_What is expected:_
Check every line of the entries for "Grotta", and copy the lines that hold it.

_Records provided:_
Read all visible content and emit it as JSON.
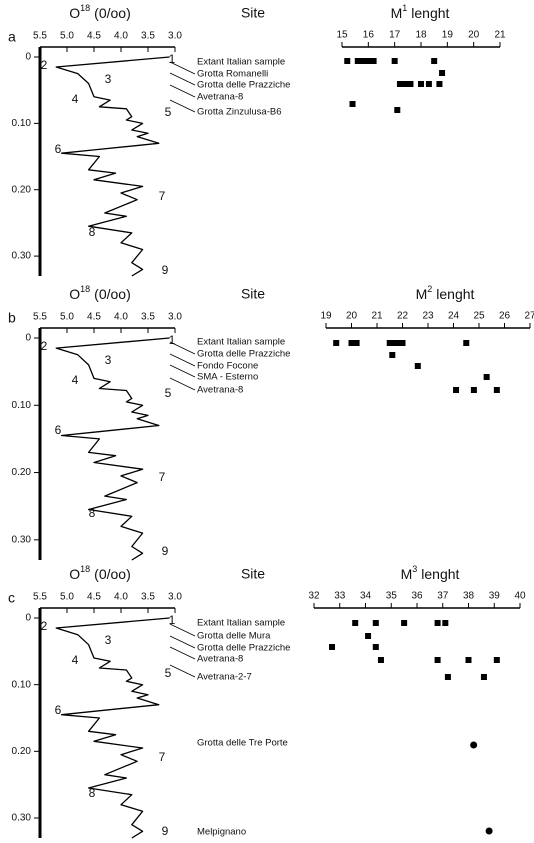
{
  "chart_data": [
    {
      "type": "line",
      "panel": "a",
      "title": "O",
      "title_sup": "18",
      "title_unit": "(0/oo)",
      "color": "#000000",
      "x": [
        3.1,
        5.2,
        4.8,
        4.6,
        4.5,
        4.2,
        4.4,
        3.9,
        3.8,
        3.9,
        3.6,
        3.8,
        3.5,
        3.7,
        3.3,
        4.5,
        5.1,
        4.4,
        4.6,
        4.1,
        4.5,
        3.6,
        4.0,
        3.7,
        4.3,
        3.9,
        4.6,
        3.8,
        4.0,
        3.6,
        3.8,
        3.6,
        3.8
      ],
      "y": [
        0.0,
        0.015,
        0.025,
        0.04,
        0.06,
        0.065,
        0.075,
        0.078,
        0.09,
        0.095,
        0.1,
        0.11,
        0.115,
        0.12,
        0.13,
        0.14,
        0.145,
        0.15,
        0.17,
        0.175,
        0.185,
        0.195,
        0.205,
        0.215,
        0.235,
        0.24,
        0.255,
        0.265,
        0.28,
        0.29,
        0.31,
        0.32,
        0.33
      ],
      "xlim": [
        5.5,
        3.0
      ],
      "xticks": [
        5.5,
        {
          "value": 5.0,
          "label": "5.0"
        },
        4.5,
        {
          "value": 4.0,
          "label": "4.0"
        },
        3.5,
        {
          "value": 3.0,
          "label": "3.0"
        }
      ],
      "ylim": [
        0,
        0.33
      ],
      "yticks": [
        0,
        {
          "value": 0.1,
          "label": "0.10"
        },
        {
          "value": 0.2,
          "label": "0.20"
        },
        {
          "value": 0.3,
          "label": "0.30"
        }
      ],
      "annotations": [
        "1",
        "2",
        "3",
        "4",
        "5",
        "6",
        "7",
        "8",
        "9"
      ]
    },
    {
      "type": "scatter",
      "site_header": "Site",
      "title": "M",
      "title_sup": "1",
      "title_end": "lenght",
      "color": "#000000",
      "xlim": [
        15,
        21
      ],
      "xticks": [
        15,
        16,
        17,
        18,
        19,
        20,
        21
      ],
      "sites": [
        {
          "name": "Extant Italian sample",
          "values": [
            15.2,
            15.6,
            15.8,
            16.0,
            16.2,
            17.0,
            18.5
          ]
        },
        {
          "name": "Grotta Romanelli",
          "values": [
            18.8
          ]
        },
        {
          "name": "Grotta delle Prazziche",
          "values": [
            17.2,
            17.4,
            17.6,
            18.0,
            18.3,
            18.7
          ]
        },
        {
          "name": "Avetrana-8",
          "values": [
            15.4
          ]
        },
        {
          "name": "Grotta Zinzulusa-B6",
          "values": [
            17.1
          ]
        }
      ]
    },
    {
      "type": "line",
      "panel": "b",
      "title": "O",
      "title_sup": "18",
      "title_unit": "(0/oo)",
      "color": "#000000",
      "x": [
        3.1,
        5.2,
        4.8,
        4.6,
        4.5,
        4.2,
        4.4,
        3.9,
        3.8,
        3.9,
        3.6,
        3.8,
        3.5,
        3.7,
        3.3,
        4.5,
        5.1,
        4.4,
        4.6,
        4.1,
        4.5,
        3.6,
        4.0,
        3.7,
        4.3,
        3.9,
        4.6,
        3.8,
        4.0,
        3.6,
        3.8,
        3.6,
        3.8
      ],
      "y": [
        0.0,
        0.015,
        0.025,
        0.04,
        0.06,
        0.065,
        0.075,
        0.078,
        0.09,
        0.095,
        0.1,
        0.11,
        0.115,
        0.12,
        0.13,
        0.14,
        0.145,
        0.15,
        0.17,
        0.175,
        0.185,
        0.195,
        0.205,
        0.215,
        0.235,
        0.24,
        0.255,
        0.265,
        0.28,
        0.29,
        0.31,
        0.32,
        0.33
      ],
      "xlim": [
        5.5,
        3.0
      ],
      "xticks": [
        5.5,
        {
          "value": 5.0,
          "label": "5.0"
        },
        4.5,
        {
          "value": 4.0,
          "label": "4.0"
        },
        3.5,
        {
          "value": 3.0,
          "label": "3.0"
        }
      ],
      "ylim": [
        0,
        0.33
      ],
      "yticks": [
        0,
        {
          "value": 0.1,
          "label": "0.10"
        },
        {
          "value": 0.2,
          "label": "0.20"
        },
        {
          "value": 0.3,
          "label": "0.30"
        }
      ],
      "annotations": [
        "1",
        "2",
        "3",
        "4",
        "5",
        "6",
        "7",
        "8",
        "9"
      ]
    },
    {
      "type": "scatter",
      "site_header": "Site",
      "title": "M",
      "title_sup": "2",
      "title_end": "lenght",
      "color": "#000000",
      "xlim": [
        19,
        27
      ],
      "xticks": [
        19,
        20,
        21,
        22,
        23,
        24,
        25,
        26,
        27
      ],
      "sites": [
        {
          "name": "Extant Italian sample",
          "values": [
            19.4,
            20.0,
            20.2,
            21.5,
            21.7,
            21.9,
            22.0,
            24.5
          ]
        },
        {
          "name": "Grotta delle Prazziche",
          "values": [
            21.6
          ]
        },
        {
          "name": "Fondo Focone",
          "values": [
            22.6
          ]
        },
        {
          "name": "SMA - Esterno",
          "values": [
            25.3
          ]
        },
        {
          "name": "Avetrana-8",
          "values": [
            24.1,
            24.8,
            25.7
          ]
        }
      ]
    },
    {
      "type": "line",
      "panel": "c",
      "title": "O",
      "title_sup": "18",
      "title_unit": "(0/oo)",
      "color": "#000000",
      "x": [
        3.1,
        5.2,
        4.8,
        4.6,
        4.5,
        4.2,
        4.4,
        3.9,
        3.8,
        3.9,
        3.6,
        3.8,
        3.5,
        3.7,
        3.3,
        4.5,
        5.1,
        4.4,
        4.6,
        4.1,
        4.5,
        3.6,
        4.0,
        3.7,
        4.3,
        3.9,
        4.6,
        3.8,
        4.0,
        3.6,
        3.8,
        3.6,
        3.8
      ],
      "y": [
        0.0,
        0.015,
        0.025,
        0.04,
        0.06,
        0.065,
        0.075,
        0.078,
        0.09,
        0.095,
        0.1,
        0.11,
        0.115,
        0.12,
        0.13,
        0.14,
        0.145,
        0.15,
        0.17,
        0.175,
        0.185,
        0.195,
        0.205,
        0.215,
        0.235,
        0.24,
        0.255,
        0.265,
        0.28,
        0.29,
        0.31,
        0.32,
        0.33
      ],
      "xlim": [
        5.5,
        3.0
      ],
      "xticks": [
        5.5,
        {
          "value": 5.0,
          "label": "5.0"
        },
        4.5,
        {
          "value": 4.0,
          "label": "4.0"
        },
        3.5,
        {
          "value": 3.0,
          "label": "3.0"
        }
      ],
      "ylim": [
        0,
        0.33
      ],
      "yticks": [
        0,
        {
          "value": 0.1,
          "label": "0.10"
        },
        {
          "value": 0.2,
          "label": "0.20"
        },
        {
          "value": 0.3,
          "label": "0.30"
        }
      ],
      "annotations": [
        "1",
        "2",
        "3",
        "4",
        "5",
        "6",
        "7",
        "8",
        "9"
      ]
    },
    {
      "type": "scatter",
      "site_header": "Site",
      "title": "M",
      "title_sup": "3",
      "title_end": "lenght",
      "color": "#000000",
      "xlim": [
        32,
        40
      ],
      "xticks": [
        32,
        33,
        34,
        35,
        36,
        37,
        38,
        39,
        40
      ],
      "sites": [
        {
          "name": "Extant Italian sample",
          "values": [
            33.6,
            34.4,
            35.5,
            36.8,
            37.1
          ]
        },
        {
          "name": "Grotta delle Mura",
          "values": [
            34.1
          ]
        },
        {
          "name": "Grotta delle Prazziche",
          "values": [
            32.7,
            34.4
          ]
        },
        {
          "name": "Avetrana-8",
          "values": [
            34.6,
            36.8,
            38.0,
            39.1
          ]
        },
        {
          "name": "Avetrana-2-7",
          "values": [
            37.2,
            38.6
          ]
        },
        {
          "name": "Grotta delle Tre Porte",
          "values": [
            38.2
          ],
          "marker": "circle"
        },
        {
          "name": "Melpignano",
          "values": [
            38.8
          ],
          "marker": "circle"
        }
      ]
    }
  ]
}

_Exercise answer:_
          "name": "Grotta Romanelli",
          "name": "Grotta delle Prazziche",
          "name": "Grotta Zinzulusa-B6",
          "name": "Grotta delle Prazziche",
          "name": "Grotta delle Mura",
          "name": "Grotta delle Prazziche",
          "name": "Grotta delle Tre Porte",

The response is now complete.